Saved entries ::
※ ※ ※

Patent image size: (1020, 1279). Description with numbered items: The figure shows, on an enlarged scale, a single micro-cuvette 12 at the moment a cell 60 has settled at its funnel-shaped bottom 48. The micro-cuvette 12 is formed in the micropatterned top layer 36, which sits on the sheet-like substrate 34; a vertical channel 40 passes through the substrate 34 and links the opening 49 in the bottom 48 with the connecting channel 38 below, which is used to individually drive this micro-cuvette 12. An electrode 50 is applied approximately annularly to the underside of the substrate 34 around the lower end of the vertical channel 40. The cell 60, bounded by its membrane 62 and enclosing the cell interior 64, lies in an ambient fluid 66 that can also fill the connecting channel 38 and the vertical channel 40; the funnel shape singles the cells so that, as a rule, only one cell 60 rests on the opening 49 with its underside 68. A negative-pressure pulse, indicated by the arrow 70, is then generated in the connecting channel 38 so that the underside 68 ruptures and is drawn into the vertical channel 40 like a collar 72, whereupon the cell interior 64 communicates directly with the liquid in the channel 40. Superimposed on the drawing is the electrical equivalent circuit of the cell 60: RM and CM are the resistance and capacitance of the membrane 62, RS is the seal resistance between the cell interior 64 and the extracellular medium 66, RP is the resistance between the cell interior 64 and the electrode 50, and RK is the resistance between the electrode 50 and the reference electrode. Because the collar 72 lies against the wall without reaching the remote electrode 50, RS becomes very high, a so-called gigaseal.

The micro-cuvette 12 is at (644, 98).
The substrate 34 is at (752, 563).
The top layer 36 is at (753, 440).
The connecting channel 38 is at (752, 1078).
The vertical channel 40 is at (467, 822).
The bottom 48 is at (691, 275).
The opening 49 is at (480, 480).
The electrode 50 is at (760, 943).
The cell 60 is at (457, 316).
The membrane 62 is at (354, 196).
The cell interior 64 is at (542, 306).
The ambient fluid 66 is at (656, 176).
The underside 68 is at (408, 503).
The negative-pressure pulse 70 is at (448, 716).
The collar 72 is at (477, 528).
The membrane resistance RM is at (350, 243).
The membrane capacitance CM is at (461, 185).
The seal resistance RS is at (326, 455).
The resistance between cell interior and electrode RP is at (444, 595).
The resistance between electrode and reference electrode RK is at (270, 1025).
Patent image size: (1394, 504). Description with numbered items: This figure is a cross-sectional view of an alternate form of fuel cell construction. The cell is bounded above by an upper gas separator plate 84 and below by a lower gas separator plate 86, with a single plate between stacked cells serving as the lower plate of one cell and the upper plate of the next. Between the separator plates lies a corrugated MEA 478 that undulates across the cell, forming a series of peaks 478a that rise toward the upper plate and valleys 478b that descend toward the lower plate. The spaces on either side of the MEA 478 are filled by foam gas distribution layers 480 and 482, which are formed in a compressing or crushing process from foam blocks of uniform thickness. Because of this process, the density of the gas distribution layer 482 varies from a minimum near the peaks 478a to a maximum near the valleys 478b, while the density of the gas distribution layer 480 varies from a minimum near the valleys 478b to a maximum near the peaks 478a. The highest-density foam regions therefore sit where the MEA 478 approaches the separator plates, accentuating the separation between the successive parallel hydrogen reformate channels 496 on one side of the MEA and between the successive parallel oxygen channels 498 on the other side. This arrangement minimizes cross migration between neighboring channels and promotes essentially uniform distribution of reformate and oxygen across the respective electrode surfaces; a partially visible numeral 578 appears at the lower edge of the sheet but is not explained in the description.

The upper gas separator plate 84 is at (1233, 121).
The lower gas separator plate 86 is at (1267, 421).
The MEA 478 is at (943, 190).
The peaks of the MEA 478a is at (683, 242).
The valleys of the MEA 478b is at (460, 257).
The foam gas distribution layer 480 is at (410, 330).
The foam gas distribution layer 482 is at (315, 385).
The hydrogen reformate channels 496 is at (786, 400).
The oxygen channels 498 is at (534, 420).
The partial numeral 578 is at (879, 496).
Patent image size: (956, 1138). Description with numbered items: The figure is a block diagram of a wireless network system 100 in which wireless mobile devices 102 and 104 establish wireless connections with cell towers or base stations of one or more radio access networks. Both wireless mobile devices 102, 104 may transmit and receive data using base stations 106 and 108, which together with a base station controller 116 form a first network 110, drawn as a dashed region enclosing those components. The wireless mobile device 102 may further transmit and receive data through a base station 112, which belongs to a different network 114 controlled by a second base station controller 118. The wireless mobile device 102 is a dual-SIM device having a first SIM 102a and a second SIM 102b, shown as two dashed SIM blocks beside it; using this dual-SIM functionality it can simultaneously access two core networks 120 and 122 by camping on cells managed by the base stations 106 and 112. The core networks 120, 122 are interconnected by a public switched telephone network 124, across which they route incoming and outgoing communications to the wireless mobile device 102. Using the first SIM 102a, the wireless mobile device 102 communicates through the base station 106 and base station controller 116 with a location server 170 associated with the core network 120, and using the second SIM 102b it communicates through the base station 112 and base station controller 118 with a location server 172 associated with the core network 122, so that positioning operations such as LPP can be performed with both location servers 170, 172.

※ ※ ※

WHAT THE TASK REQUIRES :: Return the records in full. Omit nothing.

ANSWER TO THE PROBLEM ::
Patent image size: (1020, 1279). Description with numbered items: The figure shows, on an enlarged scale, a single micro-cuvette 12 at the moment a cell 60 has settled at its funnel-shaped bottom 48. The micro-cuvette 12 is formed in the micropatterned top layer 36, which sits on the sheet-like substrate 34; a vertical channel 40 passes through the substrate 34 and links the opening 49 in the bottom 48 with the connecting channel 38 below, which is used to individually drive this micro-cuvette 12. An electrode 50 is applied approximately annularly to the underside of the substrate 34 around the lower end of the vertical channel 40. The cell 60, bounded by its membrane 62 and enclosing the cell interior 64, lies in an ambient fluid 66 that can also fill the connecting channel 38 and the vertical channel 40; the funnel shape singles the cells so that, as a rule, only one cell 60 rests on the opening 49 with its underside 68. A negative-pressure pulse, indicated by the arrow 70, is then generated in the connecting channel 38 so that the underside 68 ruptures and is drawn into the vertical channel 40 like a collar 72, whereupon the cell interior 64 communicates directly with the liquid in the channel 40. Superimposed on the drawing is the electrical equivalent circuit of the cell 60: RM and CM are the resistance and capacitance of the membrane 62, RS is the seal resistance between the cell interior 64 and the extracellular medium 66, RP is the resistance between the cell interior 64 and the electrode 50, and RK is the resistance between the electrode 50 and the reference electrode. Because the collar 72 lies against the wall without reaching the remote electrode 50, RS becomes very high, a so-called gigaseal.

The micro-cuvette 12 is at (644, 98).
The substrate 34 is at (752, 563).
The top layer 36 is at (753, 440).
The connecting channel 38 is at (752, 1078).
The vertical channel 40 is at (467, 822).
The bottom 48 is at (691, 275).
The opening 49 is at (480, 480).
The electrode 50 is at (760, 943).
The cell 60 is at (457, 316).
The membrane 62 is at (354, 196).
The cell interior 64 is at (542, 306).
The ambient fluid 66 is at (656, 176).
The underside 68 is at (408, 503).
The negative-pressure pulse 70 is at (448, 716).
The collar 72 is at (477, 528).
The membrane resistance RM is at (350, 243).
The membrane capacitance CM is at (461, 185).
The seal resistance RS is at (326, 455).
The resistance between cell interior and electrode RP is at (444, 595).
The resistance between electrode and reference electrode RK is at (270, 1025).
Patent image size: (1394, 504). Description with numbered items: This figure is a cross-sectional view of an alternate form of fuel cell construction. The cell is bounded above by an upper gas separator plate 84 and below by a lower gas separator plate 86, with a single plate between stacked cells serving as the lower plate of one cell and the upper plate of the next. Between the separator plates lies a corrugated MEA 478 that undulates across the cell, forming a series of peaks 478a that rise toward the upper plate and valleys 478b that descend toward the lower plate. The spaces on either side of the MEA 478 are filled by foam gas distribution layers 480 and 482, which are formed in a compressing or crushing process from foam blocks of uniform thickness. Because of this process, the density of the gas distribution layer 482 varies from a minimum near the peaks 478a to a maximum near the valleys 478b, while the density of the gas distribution layer 480 varies from a minimum near the valleys 478b to a maximum near the peaks 478a. The highest-density foam regions therefore sit where the MEA 478 approaches the separator plates, accentuating the separation between the successive parallel hydrogen reformate channels 496 on one side of the MEA and between the successive parallel oxygen channels 498 on the other side. This arrangement minimizes cross migration between neighboring channels and promotes essentially uniform distribution of reformate and oxygen across the respective electrode surfaces; a partially visible numeral 578 appears at the lower edge of the sheet but is not explained in the description.

The upper gas separator plate 84 is at (1233, 121).
The lower gas separator plate 86 is at (1267, 421).
The MEA 478 is at (943, 190).
The peaks of the MEA 478a is at (683, 242).
The valleys of the MEA 478b is at (460, 257).
The foam gas distribution layer 480 is at (410, 330).
The foam gas distribution layer 482 is at (315, 385).
The hydrogen reformate channels 496 is at (786, 400).
The oxygen channels 498 is at (534, 420).
The partial numeral 578 is at (879, 496).
Patent image size: (956, 1138). Description with numbered items: The figure is a block diagram of a wireless network system 100 in which wireless mobile devices 102 and 104 establish wireless connections with cell towers or base stations of one or more radio access networks. Both wireless mobile devices 102, 104 may transmit and receive data using base stations 106 and 108, which together with a base station controller 116 form a first network 110, drawn as a dashed region enclosing those components. The wireless mobile device 102 may further transmit and receive data through a base station 112, which belongs to a different network 114 controlled by a second base station controller 118. The wireless mobile device 102 is a dual-SIM device having a first SIM 102a and a second SIM 102b, shown as two dashed SIM blocks beside it; using this dual-SIM functionality it can simultaneously access two core networks 120 and 122 by camping on cells managed by the base stations 106 and 112. The core networks 120, 122 are interconnected by a public switched telephone network 124, across which they route incoming and outgoing communications to the wireless mobile device 102. Using the first SIM 102a, the wireless mobile device 102 communicates through the base station 106 and base station controller 116 with a location server 170 associated with the core network 120, and using the second SIM 102b it communicates through the base station 112 and base station controller 118 with a location server 172 associated with the core network 122, so that positioning operations such as LPP can be performed with both location servers 170, 172.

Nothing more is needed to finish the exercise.